• Chart and figure data:
## START
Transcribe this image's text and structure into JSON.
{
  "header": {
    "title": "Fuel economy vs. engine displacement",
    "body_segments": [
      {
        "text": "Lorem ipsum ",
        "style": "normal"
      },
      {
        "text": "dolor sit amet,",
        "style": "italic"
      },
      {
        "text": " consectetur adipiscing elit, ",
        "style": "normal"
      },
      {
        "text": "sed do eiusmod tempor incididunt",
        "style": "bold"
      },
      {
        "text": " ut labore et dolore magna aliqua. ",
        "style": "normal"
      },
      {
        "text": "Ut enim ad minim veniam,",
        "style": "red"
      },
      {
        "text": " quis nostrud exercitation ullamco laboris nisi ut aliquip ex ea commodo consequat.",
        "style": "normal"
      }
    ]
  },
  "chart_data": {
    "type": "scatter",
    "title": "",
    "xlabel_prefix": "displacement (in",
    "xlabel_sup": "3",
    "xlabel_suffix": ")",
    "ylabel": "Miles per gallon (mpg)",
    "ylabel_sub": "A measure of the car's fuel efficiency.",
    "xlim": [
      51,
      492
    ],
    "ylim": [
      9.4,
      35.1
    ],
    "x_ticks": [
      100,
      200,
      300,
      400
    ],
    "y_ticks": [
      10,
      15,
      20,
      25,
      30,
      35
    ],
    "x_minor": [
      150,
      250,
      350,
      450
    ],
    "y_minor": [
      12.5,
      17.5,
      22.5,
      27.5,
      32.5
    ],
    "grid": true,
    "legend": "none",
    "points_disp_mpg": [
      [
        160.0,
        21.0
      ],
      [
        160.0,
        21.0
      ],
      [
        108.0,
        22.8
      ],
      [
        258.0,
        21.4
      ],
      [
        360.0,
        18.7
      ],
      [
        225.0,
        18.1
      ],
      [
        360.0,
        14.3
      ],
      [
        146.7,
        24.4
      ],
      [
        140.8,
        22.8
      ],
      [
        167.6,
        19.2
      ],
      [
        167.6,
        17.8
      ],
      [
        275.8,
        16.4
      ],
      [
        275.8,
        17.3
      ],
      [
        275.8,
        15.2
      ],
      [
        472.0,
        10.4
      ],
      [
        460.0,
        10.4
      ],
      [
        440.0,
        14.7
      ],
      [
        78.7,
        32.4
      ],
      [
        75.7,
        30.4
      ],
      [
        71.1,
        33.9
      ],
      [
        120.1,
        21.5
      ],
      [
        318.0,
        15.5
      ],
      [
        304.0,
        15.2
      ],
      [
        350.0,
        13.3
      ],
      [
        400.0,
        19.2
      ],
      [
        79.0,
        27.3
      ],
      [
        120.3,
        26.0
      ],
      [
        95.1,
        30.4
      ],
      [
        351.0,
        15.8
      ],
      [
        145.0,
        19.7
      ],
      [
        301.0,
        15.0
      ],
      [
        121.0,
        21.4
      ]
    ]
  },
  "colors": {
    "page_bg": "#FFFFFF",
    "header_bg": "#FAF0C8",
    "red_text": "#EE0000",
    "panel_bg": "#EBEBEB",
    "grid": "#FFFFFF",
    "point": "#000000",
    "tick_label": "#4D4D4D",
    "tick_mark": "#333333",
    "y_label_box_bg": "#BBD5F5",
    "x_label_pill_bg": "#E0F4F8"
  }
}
## END
• WHAT YOU SHOULD DO:
Collect the complete line wherever the string "title" appears in the records.

• WORKED SOLUTION:
    "title": "Fuel economy vs. engine displacement",
    "title": "",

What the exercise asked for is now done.